Data entries:
***
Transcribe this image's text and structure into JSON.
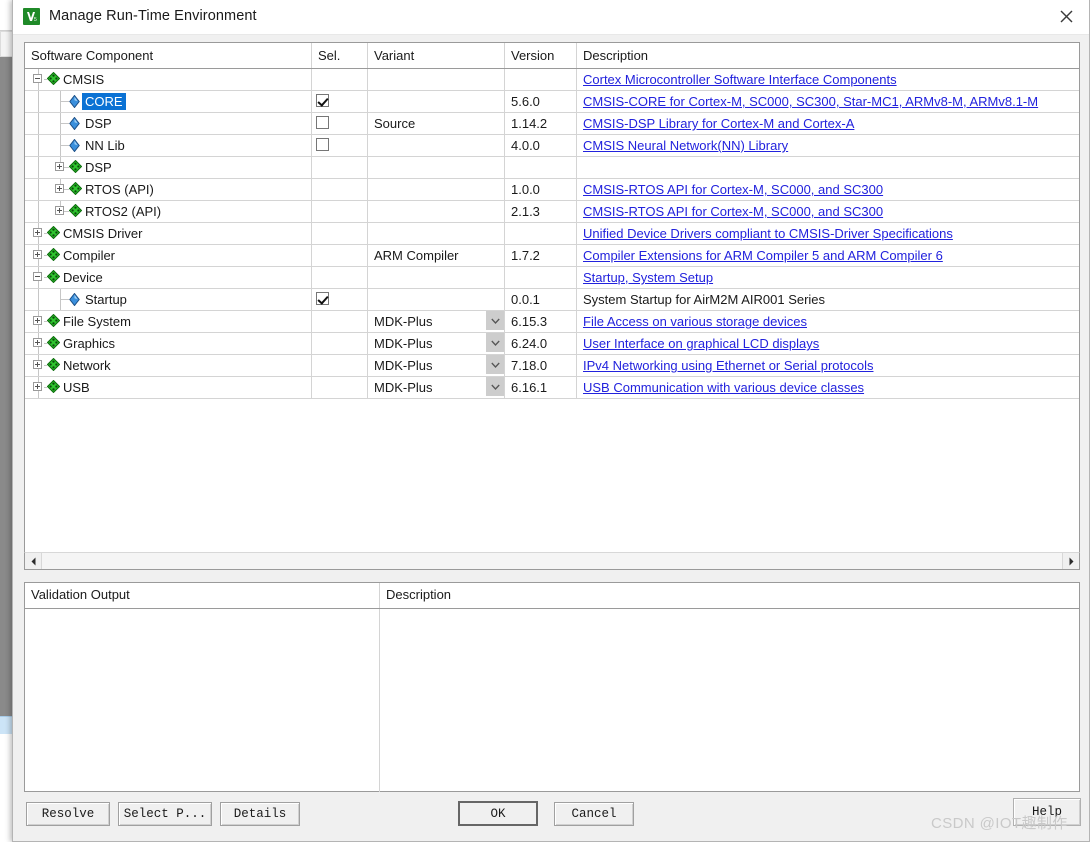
{
  "window": {
    "title": "Manage Run-Time Environment",
    "app_icon": "keil-uvision-icon",
    "close_icon": "close-icon"
  },
  "component_table": {
    "columns": [
      "Software Component",
      "Sel.",
      "Variant",
      "Version",
      "Description"
    ],
    "rows": [
      {
        "label": "CMSIS",
        "depth": 0,
        "icon": "bundle-icon",
        "toggle": "minus",
        "sel_green": true,
        "checkbox": null,
        "variant": "",
        "version": "",
        "description": "Cortex Microcontroller Software Interface Components",
        "desc_link": true,
        "selected": false,
        "dropdown": false
      },
      {
        "label": "CORE",
        "depth": 1,
        "icon": "leaf-icon",
        "toggle": null,
        "sel_green": true,
        "checkbox": "checked",
        "variant": "",
        "version": "5.6.0",
        "description": "CMSIS-CORE for Cortex-M, SC000, SC300, Star-MC1, ARMv8-M, ARMv8.1-M",
        "desc_link": true,
        "selected": true,
        "dropdown": false
      },
      {
        "label": "DSP",
        "depth": 1,
        "icon": "leaf-icon",
        "toggle": null,
        "sel_green": false,
        "checkbox": "unchecked",
        "variant": "Source",
        "version": "1.14.2",
        "description": "CMSIS-DSP Library for Cortex-M and Cortex-A",
        "desc_link": true,
        "selected": false,
        "dropdown": false
      },
      {
        "label": "NN Lib",
        "depth": 1,
        "icon": "leaf-icon",
        "toggle": null,
        "sel_green": false,
        "checkbox": "unchecked",
        "variant": "",
        "version": "4.0.0",
        "description": "CMSIS Neural Network(NN) Library",
        "desc_link": true,
        "selected": false,
        "dropdown": false
      },
      {
        "label": "DSP",
        "depth": 1,
        "icon": "bundle-icon",
        "toggle": "plus",
        "sel_green": false,
        "checkbox": null,
        "variant": "",
        "version": "",
        "description": "",
        "desc_link": false,
        "selected": false,
        "dropdown": false
      },
      {
        "label": "RTOS (API)",
        "depth": 1,
        "icon": "bundle-icon",
        "toggle": "plus",
        "sel_green": false,
        "checkbox": null,
        "variant": "",
        "version": "1.0.0",
        "description": "CMSIS-RTOS API for Cortex-M, SC000, and SC300",
        "desc_link": true,
        "selected": false,
        "dropdown": false
      },
      {
        "label": "RTOS2 (API)",
        "depth": 1,
        "icon": "bundle-icon",
        "toggle": "plus",
        "sel_green": false,
        "checkbox": null,
        "variant": "",
        "version": "2.1.3",
        "description": "CMSIS-RTOS API for Cortex-M, SC000, and SC300",
        "desc_link": true,
        "selected": false,
        "dropdown": false
      },
      {
        "label": "CMSIS Driver",
        "depth": 0,
        "icon": "bundle-icon",
        "toggle": "plus",
        "sel_green": false,
        "checkbox": null,
        "variant": "",
        "version": "",
        "description": "Unified Device Drivers compliant to CMSIS-Driver Specifications",
        "desc_link": true,
        "selected": false,
        "dropdown": false
      },
      {
        "label": "Compiler",
        "depth": 0,
        "icon": "bundle-icon",
        "toggle": "plus",
        "sel_green": false,
        "checkbox": null,
        "variant": "ARM Compiler",
        "version": "1.7.2",
        "description": "Compiler Extensions for ARM Compiler 5 and ARM Compiler 6",
        "desc_link": true,
        "selected": false,
        "dropdown": false
      },
      {
        "label": "Device",
        "depth": 0,
        "icon": "bundle-icon",
        "toggle": "minus",
        "sel_green": true,
        "checkbox": null,
        "variant": "",
        "version": "",
        "description": "Startup, System Setup",
        "desc_link": true,
        "selected": false,
        "dropdown": false
      },
      {
        "label": "Startup",
        "depth": 1,
        "icon": "leaf-icon",
        "toggle": null,
        "sel_green": true,
        "checkbox": "checked",
        "variant": "",
        "version": "0.0.1",
        "description": "System Startup for AirM2M AIR001 Series",
        "desc_link": false,
        "selected": false,
        "dropdown": false
      },
      {
        "label": "File System",
        "depth": 0,
        "icon": "bundle-icon",
        "toggle": "plus",
        "sel_green": false,
        "checkbox": null,
        "variant": "MDK-Plus",
        "version": "6.15.3",
        "description": "File Access on various storage devices",
        "desc_link": true,
        "selected": false,
        "dropdown": true
      },
      {
        "label": "Graphics",
        "depth": 0,
        "icon": "bundle-icon",
        "toggle": "plus",
        "sel_green": false,
        "checkbox": null,
        "variant": "MDK-Plus",
        "version": "6.24.0",
        "description": "User Interface on graphical LCD displays",
        "desc_link": true,
        "selected": false,
        "dropdown": true
      },
      {
        "label": "Network",
        "depth": 0,
        "icon": "bundle-icon",
        "toggle": "plus",
        "sel_green": false,
        "checkbox": null,
        "variant": "MDK-Plus",
        "version": "7.18.0",
        "description": "IPv4 Networking using Ethernet or Serial protocols",
        "desc_link": true,
        "selected": false,
        "dropdown": true
      },
      {
        "label": "USB",
        "depth": 0,
        "icon": "bundle-icon",
        "toggle": "plus",
        "sel_green": false,
        "checkbox": null,
        "variant": "MDK-Plus",
        "version": "6.16.1",
        "description": "USB Communication with various device classes",
        "desc_link": true,
        "selected": false,
        "dropdown": true
      }
    ]
  },
  "scrollbar": {
    "left_arrow_icon": "chevron-left-icon",
    "right_arrow_icon": "chevron-right-icon"
  },
  "validation": {
    "col_output": "Validation Output",
    "col_description": "Description",
    "rows": []
  },
  "footer": {
    "resolve": "Resolve",
    "select_packs": "Select P...",
    "details": "Details",
    "ok": "OK",
    "cancel": "Cancel",
    "help": "Help"
  },
  "watermark": "CSDN @IOT趣制作",
  "colors": {
    "selection_blue": "#0b72d4",
    "green_cell": "#b6f0b6",
    "link_blue": "#2222dd",
    "dialog_bg": "#f0f0f0"
  }
}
***
Your goal: Without the pictures, copy the material exactly as given.

Exercise solution:
Transcribe this image's text and structure into JSON.
{
  "window": {
    "title": "Manage Run-Time Environment",
    "app_icon": "keil-uvision-icon",
    "close_icon": "close-icon"
  },
  "component_table": {
    "columns": [
      "Software Component",
      "Sel.",
      "Variant",
      "Version",
      "Description"
    ],
    "rows": [
      {
        "label": "CMSIS",
        "depth": 0,
        "icon": "bundle-icon",
        "toggle": "minus",
        "sel_green": true,
        "checkbox": null,
        "variant": "",
        "version": "",
        "description": "Cortex Microcontroller Software Interface Components",
        "desc_link": true,
        "selected": false,
        "dropdown": false
      },
      {
        "label": "CORE",
        "depth": 1,
        "icon": "leaf-icon",
        "toggle": null,
        "sel_green": true,
        "checkbox": "checked",
        "variant": "",
        "version": "5.6.0",
        "description": "CMSIS-CORE for Cortex-M, SC000, SC300, Star-MC1, ARMv8-M, ARMv8.1-M",
        "desc_link": true,
        "selected": true,
        "dropdown": false
      },
      {
        "label": "DSP",
        "depth": 1,
        "icon": "leaf-icon",
        "toggle": null,
        "sel_green": false,
        "checkbox": "unchecked",
        "variant": "Source",
        "version": "1.14.2",
        "description": "CMSIS-DSP Library for Cortex-M and Cortex-A",
        "desc_link": true,
        "selected": false,
        "dropdown": false
      },
      {
        "label": "NN Lib",
        "depth": 1,
        "icon": "leaf-icon",
        "toggle": null,
        "sel_green": false,
        "checkbox": "unchecked",
        "variant": "",
        "version": "4.0.0",
        "description": "CMSIS Neural Network(NN) Library",
        "desc_link": true,
        "selected": false,
        "dropdown": false
      },
      {
        "label": "DSP",
        "depth": 1,
        "icon": "bundle-icon",
        "toggle": "plus",
        "sel_green": false,
        "checkbox": null,
        "variant": "",
        "version": "",
        "description": "",
        "desc_link": false,
        "selected": false,
        "dropdown": false
      },
      {
        "label": "RTOS (API)",
        "depth": 1,
        "icon": "bundle-icon",
        "toggle": "plus",
        "sel_green": false,
        "checkbox": null,
        "variant": "",
        "version": "1.0.0",
        "description": "CMSIS-RTOS API for Cortex-M, SC000, and SC300",
        "desc_link": true,
        "selected": false,
        "dropdown": false
      },
      {
        "label": "RTOS2 (API)",
        "depth": 1,
        "icon": "bundle-icon",
        "toggle": "plus",
        "sel_green": false,
        "checkbox": null,
        "variant": "",
        "version": "2.1.3",
        "description": "CMSIS-RTOS API for Cortex-M, SC000, and SC300",
        "desc_link": true,
        "selected": false,
        "dropdown": false
      },
      {
        "label": "CMSIS Driver",
        "depth": 0,
        "icon": "bundle-icon",
        "toggle": "plus",
        "sel_green": false,
        "checkbox": null,
        "variant": "",
        "version": "",
        "description": "Unified Device Drivers compliant to CMSIS-Driver Specifications",
        "desc_link": true,
        "selected": false,
        "dropdown": false
      },
      {
        "label": "Compiler",
        "depth": 0,
        "icon": "bundle-icon",
        "toggle": "plus",
        "sel_green": false,
        "checkbox": null,
        "variant": "ARM Compiler",
        "version": "1.7.2",
        "description": "Compiler Extensions for ARM Compiler 5 and ARM Compiler 6",
        "desc_link": true,
        "selected": false,
        "dropdown": false
      },
      {
        "label": "Device",
        "depth": 0,
        "icon": "bundle-icon",
        "toggle": "minus",
        "sel_green": true,
        "checkbox": null,
        "variant": "",
        "version": "",
        "description": "Startup, System Setup",
        "desc_link": true,
        "selected": false,
        "dropdown": false
      },
      {
        "label": "Startup",
        "depth": 1,
        "icon": "leaf-icon",
        "toggle": null,
        "sel_green": true,
        "checkbox": "checked",
        "variant": "",
        "version": "0.0.1",
        "description": "System Startup for AirM2M AIR001 Series",
        "desc_link": false,
        "selected": false,
        "dropdown": false
      },
      {
        "label": "File System",
        "depth": 0,
        "icon": "bundle-icon",
        "toggle": "plus",
        "sel_green": false,
        "checkbox": null,
        "variant": "MDK-Plus",
        "version": "6.15.3",
        "description": "File Access on various storage devices",
        "desc_link": true,
        "selected": false,
        "dropdown": true
      },
      {
        "label": "Graphics",
        "depth": 0,
        "icon": "bundle-icon",
        "toggle": "plus",
        "sel_green": false,
        "checkbox": null,
        "variant": "MDK-Plus",
        "version": "6.24.0",
        "description": "User Interface on graphical LCD displays",
        "desc_link": true,
        "selected": false,
        "dropdown": true
      },
      {
        "label": "Network",
        "depth": 0,
        "icon": "bundle-icon",
        "toggle": "plus",
        "sel_green": false,
        "checkbox": null,
        "variant": "MDK-Plus",
        "version": "7.18.0",
        "description": "IPv4 Networking using Ethernet or Serial protocols",
        "desc_link": true,
        "selected": false,
        "dropdown": true
      },
      {
        "label": "USB",
        "depth": 0,
        "icon": "bundle-icon",
        "toggle": "plus",
        "sel_green": false,
        "checkbox": null,
        "variant": "MDK-Plus",
        "version": "6.16.1",
        "description": "USB Communication with various device classes",
        "desc_link": true,
        "selected": false,
        "dropdown": true
      }
    ]
  },
  "scrollbar": {
    "left_arrow_icon": "chevron-left-icon",
    "right_arrow_icon": "chevron-right-icon"
  },
  "validation": {
    "col_output": "Validation Output",
    "col_description": "Description",
    "rows": []
  },
  "footer": {
    "resolve": "Resolve",
    "select_packs": "Select P...",
    "details": "Details",
    "ok": "OK",
    "cancel": "Cancel",
    "help": "Help"
  },
  "watermark": "CSDN @IOT趣制作",
  "colors": {
    "selection_blue": "#0b72d4",
    "green_cell": "#b6f0b6",
    "link_blue": "#2222dd",
    "dialog_bg": "#f0f0f0"
  }
}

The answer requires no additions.